[WHAT TO WORK ON]
Here are some records; quote them exactly, leaving out the pictures.

[INPUT MATERIAL]

┄┄┄┄┄┄┄┄┄┄

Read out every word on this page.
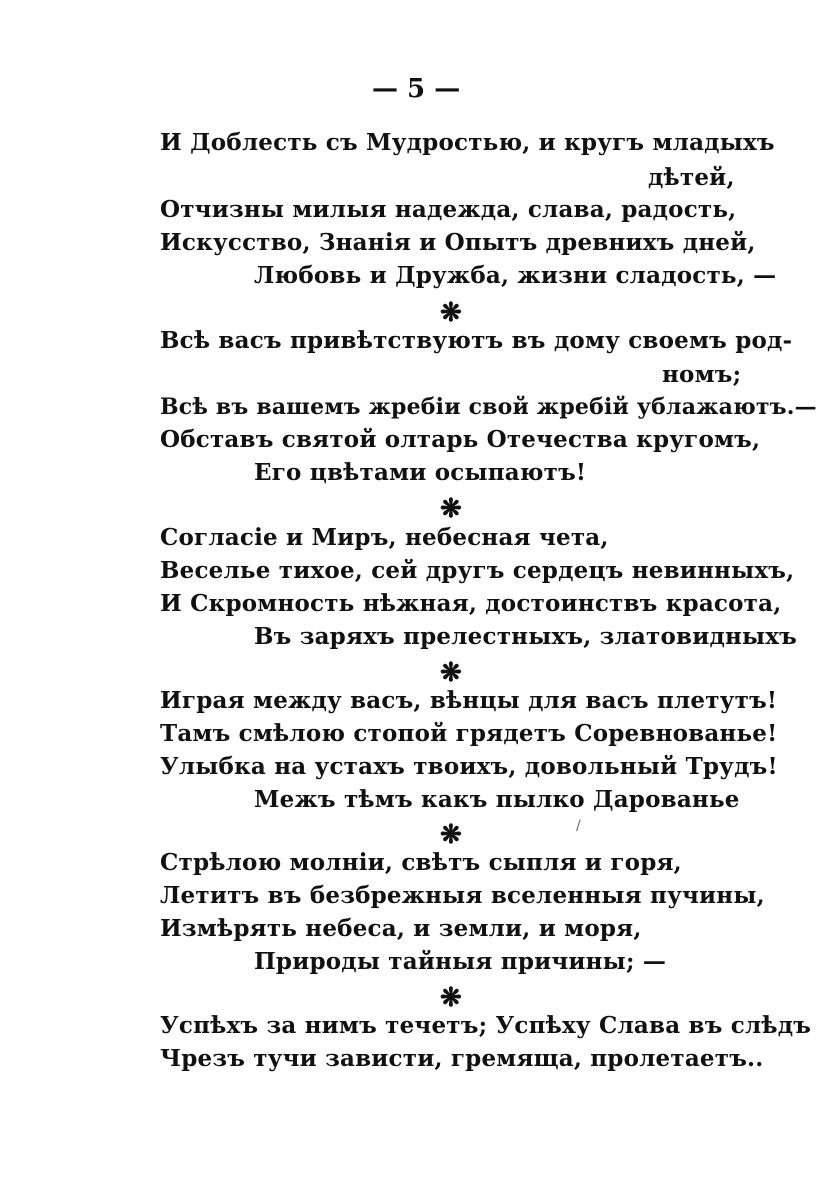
— 5 —
И Доблесть съ Мудростью, и кругъ младыхъ
дѣтей,
Отчизны милыя надежда, слава, радость,
Искусство, Знанія и Опытъ древнихъ дней,
Любовь и Дружба, жизни сладость, —
❋
Всѣ васъ привѣтствуютъ въ дому своемъ род-
номъ;
Всѣ въ вашемъ жребіи свой жребій ублажаютъ.—
Обставъ святой олтарь Отечества кругомъ,
Его цвѣтами осыпаютъ!
❋
Согласіе и Миръ, небесная чета,
Веселье тихое, сей другъ сердецъ невинныхъ,
И Скромность нѣжная, достоинствъ красота,
Въ заряхъ прелестныхъ, златовидныхъ
❋
Играя между васъ, вѣнцы для васъ плетутъ!
Тамъ смѣлою стопой грядетъ Соревнованье!
Улыбка на устахъ твоихъ, довольный Трудъ!
Межъ тѣмъ какъ пылко Дарованье
/
❋
Стрѣлою молніи, свѣтъ сыпля и горя,
Летитъ въ безбрежныя вселенныя пучины,
Измѣрять небеса, и земли, и моря,
Природы тайныя причины; —
❋
Успѣхъ за нимъ течетъ; Успѣху Слава въ слѣдъ
Чрезъ тучи зависти, гремяща, пролетаетъ..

┄┄┄┄┄┄┄┄┄┄

[FULL RESPONSE]
Read out every word on this page.
— 5 —
И Доблесть съ Мудростью, и кругъ младыхъ
дѣтей,
Отчизны милыя надежда, слава, радость,
Искусство, Знанія и Опытъ древнихъ дней,
Любовь и Дружба, жизни сладость, —
❋
Всѣ васъ привѣтствуютъ въ дому своемъ род-
номъ;
Всѣ въ вашемъ жребіи свой жребій ублажаютъ.—
Обставъ святой олтарь Отечества кругомъ,
Его цвѣтами осыпаютъ!
❋
Согласіе и Миръ, небесная чета,
Веселье тихое, сей другъ сердецъ невинныхъ,
И Скромность нѣжная, достоинствъ красота,
Въ заряхъ прелестныхъ, златовидныхъ
❋
Играя между васъ, вѣнцы для васъ плетутъ!
Тамъ смѣлою стопой грядетъ Соревнованье!
Улыбка на устахъ твоихъ, довольный Трудъ!
Межъ тѣмъ какъ пылко Дарованье
/
❋
Стрѣлою молніи, свѣтъ сыпля и горя,
Летитъ въ безбрежныя вселенныя пучины,
Измѣрять небеса, и земли, и моря,
Природы тайныя причины; —
❋
Успѣхъ за нимъ течетъ; Успѣху Слава въ слѣдъ
Чрезъ тучи зависти, гремяща, пролетаетъ..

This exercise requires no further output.